**Challenge**
Without including any pictures, copy each entry below exactly.

(Collection entries)
——

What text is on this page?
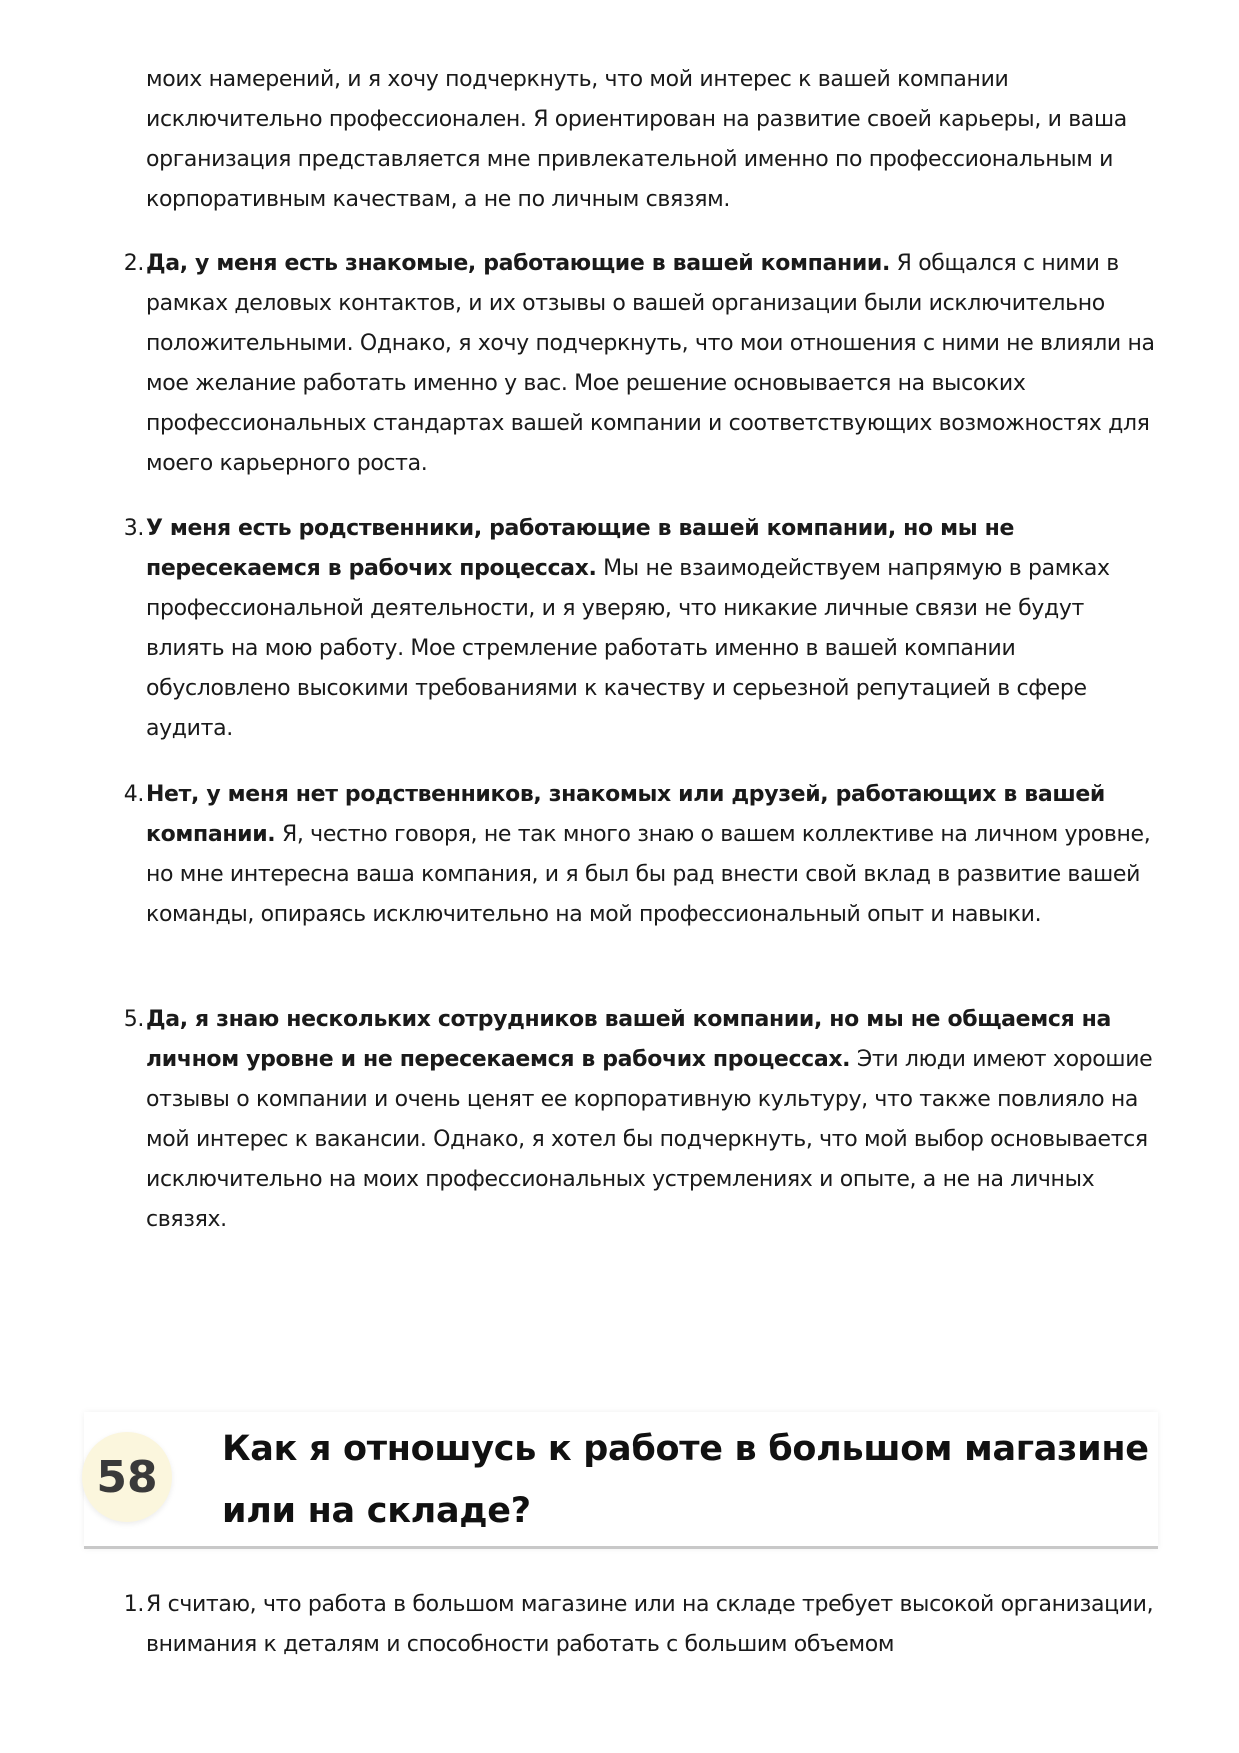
моих намерений, и я хочу подчеркнуть, что мой интерес к вашей компании исключительно профессионален. Я ориентирован на развитие своей карьеры, и ваша организация представляется мне привлекательной именно по профессиональным и корпоративным качествам, а не по личным связям.

2. Да, у меня есть знакомые, работающие в вашей компании. Я общался с ними в рамках деловых контактов, и их отзывы о вашей организации были исключительно положительными. Однако, я хочу подчеркнуть, что мои отношения с ними не влияли на мое желание работать именно у вас. Мое решение основывается на высоких профессиональных стандартах вашей компании и соответствующих возможностях для моего карьерного роста.
3. У меня есть родственники, работающие в вашей компании, но мы не пересекаемся в рабочих процессах. Мы не взаимодействуем напрямую в рамках профессиональной деятельности, и я уверяю, что никакие личные связи не будут влиять на мою работу. Мое стремление работать именно в вашей компании обусловлено высокими требованиями к качеству и серьезной репутацией в сфере аудита.
4. Нет, у меня нет родственников, знакомых или друзей, работающих в вашей компании. Я, честно говоря, не так много знаю о вашем коллективе на личном уровне, но мне интересна ваша компания, и я был бы рад внести свой вклад в развитие вашей команды, опираясь исключительно на мой профессиональный опыт и навыки.
5. Да, я знаю нескольких сотрудников вашей компании, но мы не общаемся на личном уровне и не пересекаемся в рабочих процессах. Эти люди имеют хорошие отзывы о компании и очень ценят ее корпоративную культуру, что также повлияло на мой интерес к вакансии. Однако, я хотел бы подчеркнуть, что мой выбор основывается исключительно на моих профессиональных устремлениях и опыте, а не на личных связях.
58
Как я отношусь к работе в большом магазине или на складе?
1. Я считаю, что работа в большом магазине или на складе требует высокой организации, внимания к деталям и способности работать с большим объемом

——

**Written response**
What text is on this page?
моих намерений, и я хочу подчеркнуть, что мой интерес к вашей компании исключительно профессионален. Я ориентирован на развитие своей карьеры, и ваша организация представляется мне привлекательной именно по профессиональным и корпоративным качествам, а не по личным связям.

2. Да, у меня есть знакомые, работающие в вашей компании. Я общался с ними в рамках деловых контактов, и их отзывы о вашей организации были исключительно положительными. Однако, я хочу подчеркнуть, что мои отношения с ними не влияли на мое желание работать именно у вас. Мое решение основывается на высоких профессиональных стандартах вашей компании и соответствующих возможностях для моего карьерного роста.
3. У меня есть родственники, работающие в вашей компании, но мы не пересекаемся в рабочих процессах. Мы не взаимодействуем напрямую в рамках профессиональной деятельности, и я уверяю, что никакие личные связи не будут влиять на мою работу. Мое стремление работать именно в вашей компании обусловлено высокими требованиями к качеству и серьезной репутацией в сфере аудита.
4. Нет, у меня нет родственников, знакомых или друзей, работающих в вашей компании. Я, честно говоря, не так много знаю о вашем коллективе на личном уровне, но мне интересна ваша компания, и я был бы рад внести свой вклад в развитие вашей команды, опираясь исключительно на мой профессиональный опыт и навыки.
5. Да, я знаю нескольких сотрудников вашей компании, но мы не общаемся на личном уровне и не пересекаемся в рабочих процессах. Эти люди имеют хорошие отзывы о компании и очень ценят ее корпоративную культуру, что также повлияло на мой интерес к вакансии. Однако, я хотел бы подчеркнуть, что мой выбор основывается исключительно на моих профессиональных устремлениях и опыте, а не на личных связях.
58
Как я отношусь к работе в большом магазине или на складе?
1. Я считаю, что работа в большом магазине или на складе требует высокой организации, внимания к деталям и способности работать с большим объемом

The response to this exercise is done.